Work instructions — Set down the data below without change, skipping the pictures it holds.

Task input —
· · ·

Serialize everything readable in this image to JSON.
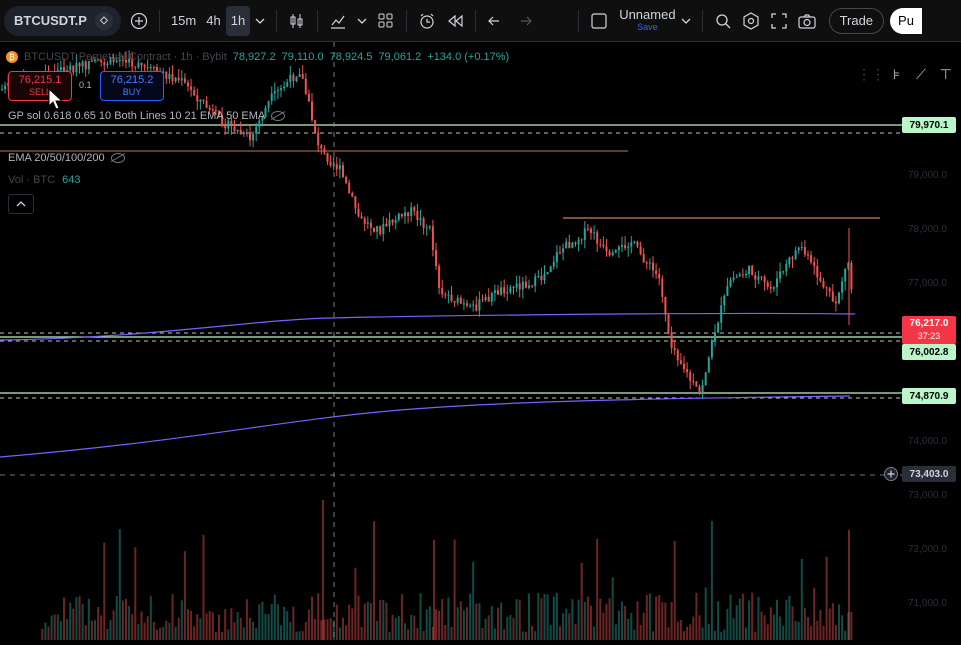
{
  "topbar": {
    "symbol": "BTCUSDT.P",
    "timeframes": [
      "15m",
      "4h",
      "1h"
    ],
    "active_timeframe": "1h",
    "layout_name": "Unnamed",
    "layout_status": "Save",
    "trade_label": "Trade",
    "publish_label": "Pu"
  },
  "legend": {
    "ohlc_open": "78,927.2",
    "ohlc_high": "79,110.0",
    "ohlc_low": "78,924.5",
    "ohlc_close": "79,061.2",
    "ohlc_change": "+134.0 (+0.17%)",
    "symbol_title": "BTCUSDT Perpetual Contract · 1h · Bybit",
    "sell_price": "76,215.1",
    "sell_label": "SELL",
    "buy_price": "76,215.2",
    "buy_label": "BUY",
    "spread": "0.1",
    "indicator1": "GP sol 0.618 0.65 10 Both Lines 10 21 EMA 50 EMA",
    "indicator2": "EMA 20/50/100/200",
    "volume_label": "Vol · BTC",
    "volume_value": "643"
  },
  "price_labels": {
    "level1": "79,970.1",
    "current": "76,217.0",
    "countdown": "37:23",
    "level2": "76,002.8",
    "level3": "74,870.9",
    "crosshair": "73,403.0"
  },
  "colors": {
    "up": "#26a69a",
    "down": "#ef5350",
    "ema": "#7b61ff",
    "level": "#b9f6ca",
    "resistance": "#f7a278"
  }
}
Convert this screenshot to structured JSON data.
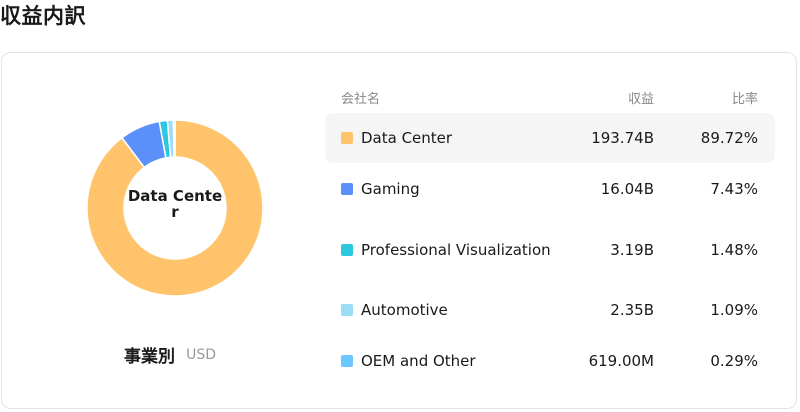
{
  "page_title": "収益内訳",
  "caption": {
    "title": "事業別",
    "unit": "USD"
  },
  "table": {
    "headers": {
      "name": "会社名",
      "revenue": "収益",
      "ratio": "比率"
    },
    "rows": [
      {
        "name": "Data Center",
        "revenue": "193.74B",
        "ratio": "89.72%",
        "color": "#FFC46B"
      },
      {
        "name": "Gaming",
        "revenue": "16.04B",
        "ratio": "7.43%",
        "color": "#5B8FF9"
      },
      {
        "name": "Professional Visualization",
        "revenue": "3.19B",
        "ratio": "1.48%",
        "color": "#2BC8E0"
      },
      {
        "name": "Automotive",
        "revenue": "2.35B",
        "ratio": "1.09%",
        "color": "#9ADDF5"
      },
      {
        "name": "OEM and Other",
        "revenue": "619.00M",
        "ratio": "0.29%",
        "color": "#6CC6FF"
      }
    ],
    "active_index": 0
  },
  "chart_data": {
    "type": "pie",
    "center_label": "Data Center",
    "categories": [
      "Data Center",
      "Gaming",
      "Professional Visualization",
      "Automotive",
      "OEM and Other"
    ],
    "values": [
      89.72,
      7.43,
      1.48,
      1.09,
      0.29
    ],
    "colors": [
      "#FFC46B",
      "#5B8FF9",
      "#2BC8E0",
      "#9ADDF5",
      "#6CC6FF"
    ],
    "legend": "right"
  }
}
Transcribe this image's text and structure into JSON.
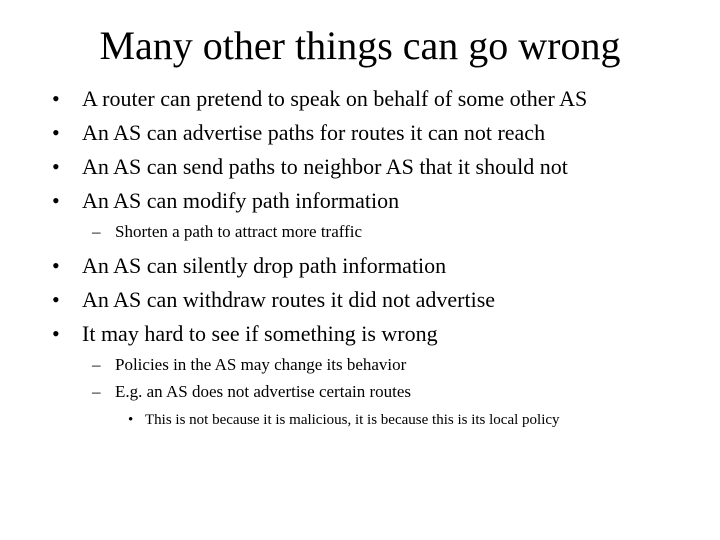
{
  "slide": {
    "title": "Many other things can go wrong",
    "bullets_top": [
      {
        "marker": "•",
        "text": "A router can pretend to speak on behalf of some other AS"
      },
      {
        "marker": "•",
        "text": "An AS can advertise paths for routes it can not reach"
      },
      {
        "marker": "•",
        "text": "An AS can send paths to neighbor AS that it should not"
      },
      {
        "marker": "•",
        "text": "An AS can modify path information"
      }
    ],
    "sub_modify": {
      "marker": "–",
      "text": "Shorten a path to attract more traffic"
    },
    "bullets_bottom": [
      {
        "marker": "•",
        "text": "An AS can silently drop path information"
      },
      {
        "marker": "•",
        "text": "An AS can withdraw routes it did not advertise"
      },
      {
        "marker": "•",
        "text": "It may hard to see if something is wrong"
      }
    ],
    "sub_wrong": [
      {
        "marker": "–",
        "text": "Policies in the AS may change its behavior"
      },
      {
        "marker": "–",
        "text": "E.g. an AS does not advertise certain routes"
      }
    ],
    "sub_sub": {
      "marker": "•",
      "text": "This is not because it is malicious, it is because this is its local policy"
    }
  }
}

· · ·

Result —
Serialize everything readable in this image to JSON.
{
  "topbar": {
    "symbol": "BTCUSDT.P",
    "timeframes": [
      "15m",
      "4h",
      "1h"
    ],
    "active_timeframe": "1h",
    "layout_name": "Unnamed",
    "layout_status": "Save",
    "trade_label": "Trade",
    "publish_label": "Pu"
  },
  "legend": {
    "ohlc_open": "78,927.2",
    "ohlc_high": "79,110.0",
    "ohlc_low": "78,924.5",
    "ohlc_close": "79,061.2",
    "ohlc_change": "+134.0 (+0.17%)",
    "symbol_title": "BTCUSDT Perpetual Contract · 1h · Bybit",
    "sell_price": "76,215.1",
    "sell_label": "SELL",
    "buy_price": "76,215.2",
    "buy_label": "BUY",
    "spread": "0.1",
    "indicator1": "GP sol 0.618 0.65 10 Both Lines 10 21 EMA 50 EMA",
    "indicator2": "EMA 20/50/100/200",
    "volume_label": "Vol · BTC",
    "volume_value": "643"
  },
  "price_labels": {
    "level1": "79,970.1",
    "current": "76,217.0",
    "countdown": "37:23",
    "level2": "76,002.8",
    "level3": "74,870.9",
    "crosshair": "73,403.0"
  },
  "colors": {
    "up": "#26a69a",
    "down": "#ef5350",
    "ema": "#7b61ff",
    "level": "#b9f6ca",
    "resistance": "#f7a278"
  }
}
Convert this screenshot to structured JSON data.
{
  "page_title": "収益内訳",
  "caption": {
    "title": "事業別",
    "unit": "USD"
  },
  "table": {
    "headers": {
      "name": "会社名",
      "revenue": "収益",
      "ratio": "比率"
    },
    "rows": [
      {
        "name": "Data Center",
        "revenue": "193.74B",
        "ratio": "89.72%",
        "color": "#FFC46B"
      },
      {
        "name": "Gaming",
        "revenue": "16.04B",
        "ratio": "7.43%",
        "color": "#5B8FF9"
      },
      {
        "name": "Professional Visualization",
        "revenue": "3.19B",
        "ratio": "1.48%",
        "color": "#2BC8E0"
      },
      {
        "name": "Automotive",
        "revenue": "2.35B",
        "ratio": "1.09%",
        "color": "#9ADDF5"
      },
      {
        "name": "OEM and Other",
        "revenue": "619.00M",
        "ratio": "0.29%",
        "color": "#6CC6FF"
      }
    ],
    "active_index": 0
  },
  "chart_data": {
    "type": "pie",
    "center_label": "Data Center",
    "categories": [
      "Data Center",
      "Gaming",
      "Professional Visualization",
      "Automotive",
      "OEM and Other"
    ],
    "values": [
      89.72,
      7.43,
      1.48,
      1.09,
      0.29
    ],
    "colors": [
      "#FFC46B",
      "#5B8FF9",
      "#2BC8E0",
      "#9ADDF5",
      "#6CC6FF"
    ],
    "legend": "right"
  }
}
Transcribe this image's text and structure into JSON.
{
  "slide": {
    "title": "Many other things can go wrong",
    "bullets_top": [
      {
        "marker": "•",
        "text": "A router can pretend to speak on behalf of some other AS"
      },
      {
        "marker": "•",
        "text": "An AS can advertise paths for routes it can not reach"
      },
      {
        "marker": "•",
        "text": "An AS can send paths to neighbor AS that it should not"
      },
      {
        "marker": "•",
        "text": "An AS can modify path information"
      }
    ],
    "sub_modify": {
      "marker": "–",
      "text": "Shorten a path to attract more traffic"
    },
    "bullets_bottom": [
      {
        "marker": "•",
        "text": "An AS can silently drop path information"
      },
      {
        "marker": "•",
        "text": "An AS can withdraw routes it did not advertise"
      },
      {
        "marker": "•",
        "text": "It may hard to see if something is wrong"
      }
    ],
    "sub_wrong": [
      {
        "marker": "–",
        "text": "Policies in the AS may change its behavior"
      },
      {
        "marker": "–",
        "text": "E.g. an AS does not advertise certain routes"
      }
    ],
    "sub_sub": {
      "marker": "•",
      "text": "This is not because it is malicious, it is because this is its local policy"
    }
  }
}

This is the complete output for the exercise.